→ **EXERCISE BRIEF**:
Determine the number of lines containing the word "庾季才传", and state that figure alone.

→ **EXERCISE MATERIALS**:
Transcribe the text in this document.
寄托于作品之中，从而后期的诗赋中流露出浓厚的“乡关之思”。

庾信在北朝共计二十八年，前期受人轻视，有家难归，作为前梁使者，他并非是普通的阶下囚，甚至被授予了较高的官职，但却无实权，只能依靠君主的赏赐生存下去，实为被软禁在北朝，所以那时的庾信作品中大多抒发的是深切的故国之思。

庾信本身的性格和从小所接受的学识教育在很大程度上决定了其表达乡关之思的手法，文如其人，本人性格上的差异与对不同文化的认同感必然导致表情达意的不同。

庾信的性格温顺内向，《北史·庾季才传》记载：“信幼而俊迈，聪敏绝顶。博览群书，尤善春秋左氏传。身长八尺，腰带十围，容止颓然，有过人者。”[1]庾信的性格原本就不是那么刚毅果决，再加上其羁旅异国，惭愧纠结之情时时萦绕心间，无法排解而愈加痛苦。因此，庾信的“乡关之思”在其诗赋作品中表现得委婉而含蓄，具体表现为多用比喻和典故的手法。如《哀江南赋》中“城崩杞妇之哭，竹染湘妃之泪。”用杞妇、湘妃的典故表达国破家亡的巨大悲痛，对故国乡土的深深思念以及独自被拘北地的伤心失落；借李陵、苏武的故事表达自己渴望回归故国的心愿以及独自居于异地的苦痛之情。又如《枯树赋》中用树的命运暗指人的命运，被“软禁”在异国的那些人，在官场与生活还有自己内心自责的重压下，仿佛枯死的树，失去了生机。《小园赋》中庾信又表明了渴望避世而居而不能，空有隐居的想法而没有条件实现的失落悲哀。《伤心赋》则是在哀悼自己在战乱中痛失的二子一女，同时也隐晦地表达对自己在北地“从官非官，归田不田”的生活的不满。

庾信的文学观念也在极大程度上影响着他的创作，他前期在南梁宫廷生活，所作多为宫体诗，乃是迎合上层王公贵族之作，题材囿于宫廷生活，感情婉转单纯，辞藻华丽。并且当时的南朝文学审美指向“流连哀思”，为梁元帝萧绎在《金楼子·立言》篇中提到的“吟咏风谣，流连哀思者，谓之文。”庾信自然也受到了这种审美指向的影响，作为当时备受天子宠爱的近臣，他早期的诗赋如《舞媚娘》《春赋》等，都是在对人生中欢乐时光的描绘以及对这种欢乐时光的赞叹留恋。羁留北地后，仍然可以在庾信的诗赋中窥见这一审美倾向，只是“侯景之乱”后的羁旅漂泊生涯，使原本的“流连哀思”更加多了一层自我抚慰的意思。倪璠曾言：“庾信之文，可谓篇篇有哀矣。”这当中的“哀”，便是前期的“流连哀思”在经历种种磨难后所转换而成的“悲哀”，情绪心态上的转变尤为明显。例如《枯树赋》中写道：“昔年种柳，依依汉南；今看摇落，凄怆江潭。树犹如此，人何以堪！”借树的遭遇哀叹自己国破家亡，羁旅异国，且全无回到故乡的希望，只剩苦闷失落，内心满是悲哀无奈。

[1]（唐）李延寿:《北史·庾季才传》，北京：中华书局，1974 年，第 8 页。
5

--

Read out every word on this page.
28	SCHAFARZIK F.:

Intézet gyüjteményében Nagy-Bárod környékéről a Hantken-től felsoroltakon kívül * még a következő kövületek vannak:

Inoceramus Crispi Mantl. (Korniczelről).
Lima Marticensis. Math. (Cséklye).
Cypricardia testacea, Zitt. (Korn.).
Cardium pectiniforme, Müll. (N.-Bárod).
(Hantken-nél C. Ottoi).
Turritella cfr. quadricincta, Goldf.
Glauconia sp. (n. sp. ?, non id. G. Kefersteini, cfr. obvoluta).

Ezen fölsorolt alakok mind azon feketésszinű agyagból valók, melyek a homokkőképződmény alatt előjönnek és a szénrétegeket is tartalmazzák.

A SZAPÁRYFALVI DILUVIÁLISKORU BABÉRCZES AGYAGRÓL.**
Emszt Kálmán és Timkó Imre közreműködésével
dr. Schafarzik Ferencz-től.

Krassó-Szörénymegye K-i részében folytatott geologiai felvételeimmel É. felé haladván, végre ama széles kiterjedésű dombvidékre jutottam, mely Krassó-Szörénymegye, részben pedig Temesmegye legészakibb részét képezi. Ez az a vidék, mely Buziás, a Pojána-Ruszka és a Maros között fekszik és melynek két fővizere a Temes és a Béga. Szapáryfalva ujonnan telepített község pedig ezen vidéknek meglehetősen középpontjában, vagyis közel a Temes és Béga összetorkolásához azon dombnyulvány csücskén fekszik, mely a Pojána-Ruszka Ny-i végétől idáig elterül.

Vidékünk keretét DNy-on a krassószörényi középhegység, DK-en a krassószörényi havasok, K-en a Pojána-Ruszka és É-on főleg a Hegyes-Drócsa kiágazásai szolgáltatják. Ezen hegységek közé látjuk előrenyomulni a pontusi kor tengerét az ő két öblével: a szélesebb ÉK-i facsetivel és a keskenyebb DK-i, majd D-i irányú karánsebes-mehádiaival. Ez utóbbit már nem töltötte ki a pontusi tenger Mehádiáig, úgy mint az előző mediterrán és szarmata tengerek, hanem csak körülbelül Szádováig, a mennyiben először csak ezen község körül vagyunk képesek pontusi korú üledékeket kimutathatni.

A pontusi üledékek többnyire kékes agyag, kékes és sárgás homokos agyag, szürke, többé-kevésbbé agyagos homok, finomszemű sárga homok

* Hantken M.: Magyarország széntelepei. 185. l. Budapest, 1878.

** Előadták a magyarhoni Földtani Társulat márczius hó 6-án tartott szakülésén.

--

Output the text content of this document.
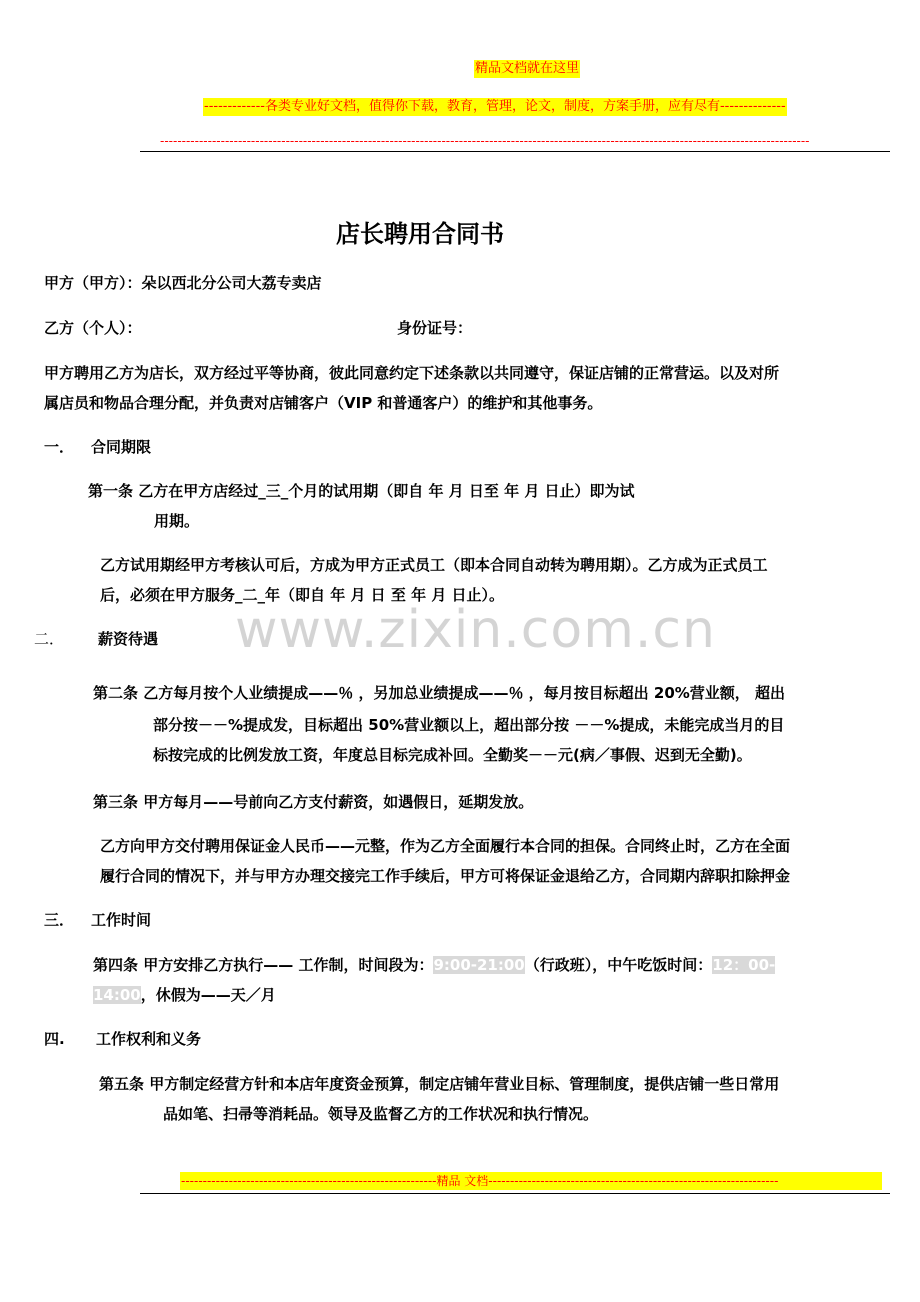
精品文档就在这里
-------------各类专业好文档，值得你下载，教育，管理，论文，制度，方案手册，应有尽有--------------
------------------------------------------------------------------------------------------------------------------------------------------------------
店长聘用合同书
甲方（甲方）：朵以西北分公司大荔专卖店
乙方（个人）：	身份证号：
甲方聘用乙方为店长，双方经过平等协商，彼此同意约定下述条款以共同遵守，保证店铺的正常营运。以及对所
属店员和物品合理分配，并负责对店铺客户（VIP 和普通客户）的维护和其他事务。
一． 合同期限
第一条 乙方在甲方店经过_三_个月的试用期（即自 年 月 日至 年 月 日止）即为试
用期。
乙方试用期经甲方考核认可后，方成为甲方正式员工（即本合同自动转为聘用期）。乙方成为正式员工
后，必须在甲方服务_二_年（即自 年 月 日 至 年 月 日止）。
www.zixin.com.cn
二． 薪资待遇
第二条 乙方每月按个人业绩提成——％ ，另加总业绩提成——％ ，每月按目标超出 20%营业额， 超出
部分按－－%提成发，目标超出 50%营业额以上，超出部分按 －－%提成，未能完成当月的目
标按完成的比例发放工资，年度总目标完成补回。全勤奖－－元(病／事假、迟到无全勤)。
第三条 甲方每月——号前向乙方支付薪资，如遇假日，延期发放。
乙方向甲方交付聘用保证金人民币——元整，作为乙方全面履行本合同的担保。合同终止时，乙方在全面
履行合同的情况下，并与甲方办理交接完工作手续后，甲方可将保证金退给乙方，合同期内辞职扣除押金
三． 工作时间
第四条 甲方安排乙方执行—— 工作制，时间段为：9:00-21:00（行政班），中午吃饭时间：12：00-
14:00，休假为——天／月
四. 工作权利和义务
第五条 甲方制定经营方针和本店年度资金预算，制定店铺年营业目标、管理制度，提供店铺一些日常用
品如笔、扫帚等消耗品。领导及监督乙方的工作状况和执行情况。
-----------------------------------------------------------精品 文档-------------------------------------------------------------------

→ **WORKED SOLUTION**:
2